What you will do: For the listing below, give the count of lines containing "МИТРОПОЛИИ", and no other text.

___ Materials provided

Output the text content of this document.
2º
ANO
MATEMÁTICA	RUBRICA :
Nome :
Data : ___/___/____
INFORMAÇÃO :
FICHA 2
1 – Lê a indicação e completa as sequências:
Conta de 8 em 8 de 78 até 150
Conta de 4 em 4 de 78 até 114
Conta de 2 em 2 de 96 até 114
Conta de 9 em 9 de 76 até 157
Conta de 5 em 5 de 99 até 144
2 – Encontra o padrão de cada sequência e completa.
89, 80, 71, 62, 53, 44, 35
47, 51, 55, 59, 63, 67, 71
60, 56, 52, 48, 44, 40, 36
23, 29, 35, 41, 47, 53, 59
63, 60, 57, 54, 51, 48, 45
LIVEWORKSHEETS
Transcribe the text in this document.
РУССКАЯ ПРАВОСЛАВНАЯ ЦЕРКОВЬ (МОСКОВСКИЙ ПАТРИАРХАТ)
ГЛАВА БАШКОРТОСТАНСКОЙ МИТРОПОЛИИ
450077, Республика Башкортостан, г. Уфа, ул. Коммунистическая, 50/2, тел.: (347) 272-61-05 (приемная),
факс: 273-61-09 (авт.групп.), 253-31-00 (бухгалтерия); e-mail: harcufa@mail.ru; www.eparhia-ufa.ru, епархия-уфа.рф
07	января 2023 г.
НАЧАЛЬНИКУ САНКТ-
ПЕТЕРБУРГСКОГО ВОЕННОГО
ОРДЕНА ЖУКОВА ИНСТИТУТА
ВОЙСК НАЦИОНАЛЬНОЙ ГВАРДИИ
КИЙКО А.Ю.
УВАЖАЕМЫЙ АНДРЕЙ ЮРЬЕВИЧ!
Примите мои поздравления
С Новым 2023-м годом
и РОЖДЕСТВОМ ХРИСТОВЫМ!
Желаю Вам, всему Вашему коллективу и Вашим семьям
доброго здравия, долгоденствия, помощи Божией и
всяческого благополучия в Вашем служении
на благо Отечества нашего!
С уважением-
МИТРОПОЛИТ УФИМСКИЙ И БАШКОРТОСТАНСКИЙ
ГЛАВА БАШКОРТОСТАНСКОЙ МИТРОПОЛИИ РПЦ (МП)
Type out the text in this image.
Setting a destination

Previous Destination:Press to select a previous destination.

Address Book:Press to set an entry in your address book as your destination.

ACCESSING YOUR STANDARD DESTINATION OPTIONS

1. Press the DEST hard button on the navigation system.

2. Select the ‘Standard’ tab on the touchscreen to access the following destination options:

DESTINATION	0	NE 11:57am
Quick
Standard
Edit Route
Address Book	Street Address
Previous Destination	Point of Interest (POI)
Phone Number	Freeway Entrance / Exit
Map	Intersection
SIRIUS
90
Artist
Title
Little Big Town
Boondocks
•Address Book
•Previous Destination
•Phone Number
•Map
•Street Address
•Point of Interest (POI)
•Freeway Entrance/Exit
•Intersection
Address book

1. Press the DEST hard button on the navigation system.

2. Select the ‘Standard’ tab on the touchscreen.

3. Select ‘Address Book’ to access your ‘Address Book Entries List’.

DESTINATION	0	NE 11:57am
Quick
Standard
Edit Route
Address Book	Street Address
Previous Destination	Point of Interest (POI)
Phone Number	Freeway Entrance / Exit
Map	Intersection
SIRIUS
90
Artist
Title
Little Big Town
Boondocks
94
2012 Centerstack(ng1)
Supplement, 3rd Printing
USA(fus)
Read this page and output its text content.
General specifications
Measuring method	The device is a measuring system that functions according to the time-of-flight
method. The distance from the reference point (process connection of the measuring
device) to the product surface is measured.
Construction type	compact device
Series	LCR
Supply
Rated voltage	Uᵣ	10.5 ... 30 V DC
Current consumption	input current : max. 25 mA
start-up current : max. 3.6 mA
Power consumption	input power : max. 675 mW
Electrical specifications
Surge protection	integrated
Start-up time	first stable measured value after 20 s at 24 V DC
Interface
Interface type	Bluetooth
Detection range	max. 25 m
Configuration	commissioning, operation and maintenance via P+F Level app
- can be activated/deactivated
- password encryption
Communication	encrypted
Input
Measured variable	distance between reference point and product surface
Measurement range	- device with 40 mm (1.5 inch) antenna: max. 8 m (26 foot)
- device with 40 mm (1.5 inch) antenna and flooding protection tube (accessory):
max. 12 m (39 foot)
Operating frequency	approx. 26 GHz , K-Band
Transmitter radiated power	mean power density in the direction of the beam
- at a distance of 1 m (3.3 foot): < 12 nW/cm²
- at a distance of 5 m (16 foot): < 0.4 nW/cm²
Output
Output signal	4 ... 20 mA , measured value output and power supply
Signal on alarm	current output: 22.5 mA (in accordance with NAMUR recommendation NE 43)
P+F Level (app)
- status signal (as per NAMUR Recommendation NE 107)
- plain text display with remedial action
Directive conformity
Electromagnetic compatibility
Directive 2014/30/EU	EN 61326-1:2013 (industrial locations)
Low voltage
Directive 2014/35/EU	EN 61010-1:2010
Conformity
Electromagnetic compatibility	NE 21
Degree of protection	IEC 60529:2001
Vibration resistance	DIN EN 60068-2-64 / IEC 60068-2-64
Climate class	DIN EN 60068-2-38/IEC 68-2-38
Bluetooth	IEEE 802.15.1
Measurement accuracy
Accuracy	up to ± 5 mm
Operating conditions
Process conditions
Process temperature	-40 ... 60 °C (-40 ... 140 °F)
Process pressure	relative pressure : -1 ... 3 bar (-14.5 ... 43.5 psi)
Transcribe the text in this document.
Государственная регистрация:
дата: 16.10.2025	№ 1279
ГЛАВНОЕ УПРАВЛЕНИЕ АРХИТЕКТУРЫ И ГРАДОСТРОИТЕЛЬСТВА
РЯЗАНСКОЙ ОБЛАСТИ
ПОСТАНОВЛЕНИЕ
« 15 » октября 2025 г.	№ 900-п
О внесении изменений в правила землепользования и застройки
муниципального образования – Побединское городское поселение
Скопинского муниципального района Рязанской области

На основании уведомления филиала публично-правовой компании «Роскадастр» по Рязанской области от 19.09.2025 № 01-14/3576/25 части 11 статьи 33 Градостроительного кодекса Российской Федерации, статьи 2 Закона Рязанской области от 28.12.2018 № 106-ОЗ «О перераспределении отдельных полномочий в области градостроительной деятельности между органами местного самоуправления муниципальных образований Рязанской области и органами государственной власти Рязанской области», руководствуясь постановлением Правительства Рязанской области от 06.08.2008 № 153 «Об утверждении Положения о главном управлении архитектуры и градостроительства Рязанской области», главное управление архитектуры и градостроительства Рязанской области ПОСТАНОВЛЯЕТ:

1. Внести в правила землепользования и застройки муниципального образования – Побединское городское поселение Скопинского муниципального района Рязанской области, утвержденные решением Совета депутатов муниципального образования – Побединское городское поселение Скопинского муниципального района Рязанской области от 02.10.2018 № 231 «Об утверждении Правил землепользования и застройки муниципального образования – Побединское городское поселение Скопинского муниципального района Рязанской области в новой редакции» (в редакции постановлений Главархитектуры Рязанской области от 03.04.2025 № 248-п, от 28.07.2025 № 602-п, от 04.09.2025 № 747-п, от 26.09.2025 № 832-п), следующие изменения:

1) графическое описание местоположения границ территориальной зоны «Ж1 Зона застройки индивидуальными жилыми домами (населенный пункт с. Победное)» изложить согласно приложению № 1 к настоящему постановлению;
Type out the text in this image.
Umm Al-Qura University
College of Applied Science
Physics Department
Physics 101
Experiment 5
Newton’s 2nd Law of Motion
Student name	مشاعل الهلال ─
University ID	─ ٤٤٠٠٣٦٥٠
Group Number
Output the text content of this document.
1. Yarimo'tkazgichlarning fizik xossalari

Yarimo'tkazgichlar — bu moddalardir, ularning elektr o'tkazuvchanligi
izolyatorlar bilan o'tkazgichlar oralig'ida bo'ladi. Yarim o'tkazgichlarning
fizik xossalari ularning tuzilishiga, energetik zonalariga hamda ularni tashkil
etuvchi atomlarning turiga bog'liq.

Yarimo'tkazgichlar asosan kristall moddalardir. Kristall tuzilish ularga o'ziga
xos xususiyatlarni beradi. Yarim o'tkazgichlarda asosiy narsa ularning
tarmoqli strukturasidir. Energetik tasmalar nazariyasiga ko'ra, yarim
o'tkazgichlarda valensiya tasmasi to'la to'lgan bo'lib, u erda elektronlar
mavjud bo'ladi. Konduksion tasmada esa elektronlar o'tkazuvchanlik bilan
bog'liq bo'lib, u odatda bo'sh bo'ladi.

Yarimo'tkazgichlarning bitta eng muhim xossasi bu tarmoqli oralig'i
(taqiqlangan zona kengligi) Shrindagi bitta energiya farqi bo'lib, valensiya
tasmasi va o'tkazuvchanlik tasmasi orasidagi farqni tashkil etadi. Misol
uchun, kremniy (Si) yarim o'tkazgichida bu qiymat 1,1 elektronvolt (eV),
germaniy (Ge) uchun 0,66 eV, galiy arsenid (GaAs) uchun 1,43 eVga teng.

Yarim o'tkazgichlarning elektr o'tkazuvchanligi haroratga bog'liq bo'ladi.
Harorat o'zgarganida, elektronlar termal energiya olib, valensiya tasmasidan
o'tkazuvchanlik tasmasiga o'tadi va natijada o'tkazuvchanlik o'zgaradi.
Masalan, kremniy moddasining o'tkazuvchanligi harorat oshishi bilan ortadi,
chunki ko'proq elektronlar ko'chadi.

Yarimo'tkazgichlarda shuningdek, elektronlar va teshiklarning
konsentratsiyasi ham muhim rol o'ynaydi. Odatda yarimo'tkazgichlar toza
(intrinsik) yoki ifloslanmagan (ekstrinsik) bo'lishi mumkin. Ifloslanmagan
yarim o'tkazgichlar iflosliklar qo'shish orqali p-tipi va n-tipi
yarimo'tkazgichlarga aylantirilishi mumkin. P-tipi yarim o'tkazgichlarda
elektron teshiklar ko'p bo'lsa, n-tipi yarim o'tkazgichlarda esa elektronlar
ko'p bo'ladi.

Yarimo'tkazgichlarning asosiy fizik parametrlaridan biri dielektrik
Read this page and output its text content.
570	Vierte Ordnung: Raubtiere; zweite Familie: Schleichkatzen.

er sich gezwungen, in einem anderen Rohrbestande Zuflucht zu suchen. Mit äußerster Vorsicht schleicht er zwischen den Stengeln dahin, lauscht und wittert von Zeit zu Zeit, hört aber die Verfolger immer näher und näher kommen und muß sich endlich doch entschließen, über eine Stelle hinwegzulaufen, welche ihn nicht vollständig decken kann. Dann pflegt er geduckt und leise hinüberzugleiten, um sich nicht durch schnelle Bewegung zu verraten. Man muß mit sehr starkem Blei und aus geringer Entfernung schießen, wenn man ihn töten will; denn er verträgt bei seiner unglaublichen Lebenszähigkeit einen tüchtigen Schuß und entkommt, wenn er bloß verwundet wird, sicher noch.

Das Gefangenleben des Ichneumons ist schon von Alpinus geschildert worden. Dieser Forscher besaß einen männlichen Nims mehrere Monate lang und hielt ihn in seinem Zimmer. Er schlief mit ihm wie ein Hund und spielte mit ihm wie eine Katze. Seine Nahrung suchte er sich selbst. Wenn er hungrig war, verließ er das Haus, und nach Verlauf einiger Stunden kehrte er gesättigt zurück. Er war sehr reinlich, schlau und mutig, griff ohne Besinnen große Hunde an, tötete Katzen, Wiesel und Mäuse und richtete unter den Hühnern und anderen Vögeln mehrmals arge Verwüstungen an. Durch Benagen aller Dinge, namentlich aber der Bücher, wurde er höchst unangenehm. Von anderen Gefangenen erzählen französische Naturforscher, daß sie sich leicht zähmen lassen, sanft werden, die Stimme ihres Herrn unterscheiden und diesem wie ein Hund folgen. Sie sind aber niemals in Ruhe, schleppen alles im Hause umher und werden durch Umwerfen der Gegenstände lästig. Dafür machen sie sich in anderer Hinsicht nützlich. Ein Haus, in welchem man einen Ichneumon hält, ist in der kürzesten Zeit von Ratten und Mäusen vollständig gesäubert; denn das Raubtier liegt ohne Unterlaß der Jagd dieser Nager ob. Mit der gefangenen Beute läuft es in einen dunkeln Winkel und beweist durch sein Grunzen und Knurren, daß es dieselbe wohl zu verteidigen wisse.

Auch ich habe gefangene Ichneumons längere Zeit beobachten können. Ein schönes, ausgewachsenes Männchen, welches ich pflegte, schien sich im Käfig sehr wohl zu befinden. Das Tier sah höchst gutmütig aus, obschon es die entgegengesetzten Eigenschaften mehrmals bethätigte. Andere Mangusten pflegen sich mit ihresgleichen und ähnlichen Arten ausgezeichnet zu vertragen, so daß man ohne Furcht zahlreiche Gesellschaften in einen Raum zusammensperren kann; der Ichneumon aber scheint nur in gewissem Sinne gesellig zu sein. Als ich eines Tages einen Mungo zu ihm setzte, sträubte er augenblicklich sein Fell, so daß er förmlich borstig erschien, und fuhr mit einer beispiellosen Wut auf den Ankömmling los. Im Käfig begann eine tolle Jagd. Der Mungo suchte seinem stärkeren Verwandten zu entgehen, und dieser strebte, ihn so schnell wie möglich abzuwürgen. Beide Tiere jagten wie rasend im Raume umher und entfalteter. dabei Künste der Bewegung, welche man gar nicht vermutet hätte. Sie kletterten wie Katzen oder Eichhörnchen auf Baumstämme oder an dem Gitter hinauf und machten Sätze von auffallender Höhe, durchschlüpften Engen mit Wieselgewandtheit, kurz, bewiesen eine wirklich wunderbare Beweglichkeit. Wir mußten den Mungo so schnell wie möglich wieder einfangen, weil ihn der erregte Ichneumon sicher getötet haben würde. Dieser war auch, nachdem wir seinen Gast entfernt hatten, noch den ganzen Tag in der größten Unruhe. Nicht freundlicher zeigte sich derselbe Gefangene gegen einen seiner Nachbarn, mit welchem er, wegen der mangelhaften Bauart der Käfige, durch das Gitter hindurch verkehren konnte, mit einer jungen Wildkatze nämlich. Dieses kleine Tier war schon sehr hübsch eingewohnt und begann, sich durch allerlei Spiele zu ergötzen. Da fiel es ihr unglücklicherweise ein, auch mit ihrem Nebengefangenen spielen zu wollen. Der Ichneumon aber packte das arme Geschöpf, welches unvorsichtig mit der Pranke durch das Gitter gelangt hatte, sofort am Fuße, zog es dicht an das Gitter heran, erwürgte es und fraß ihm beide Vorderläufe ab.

______

Response to the exercise: 2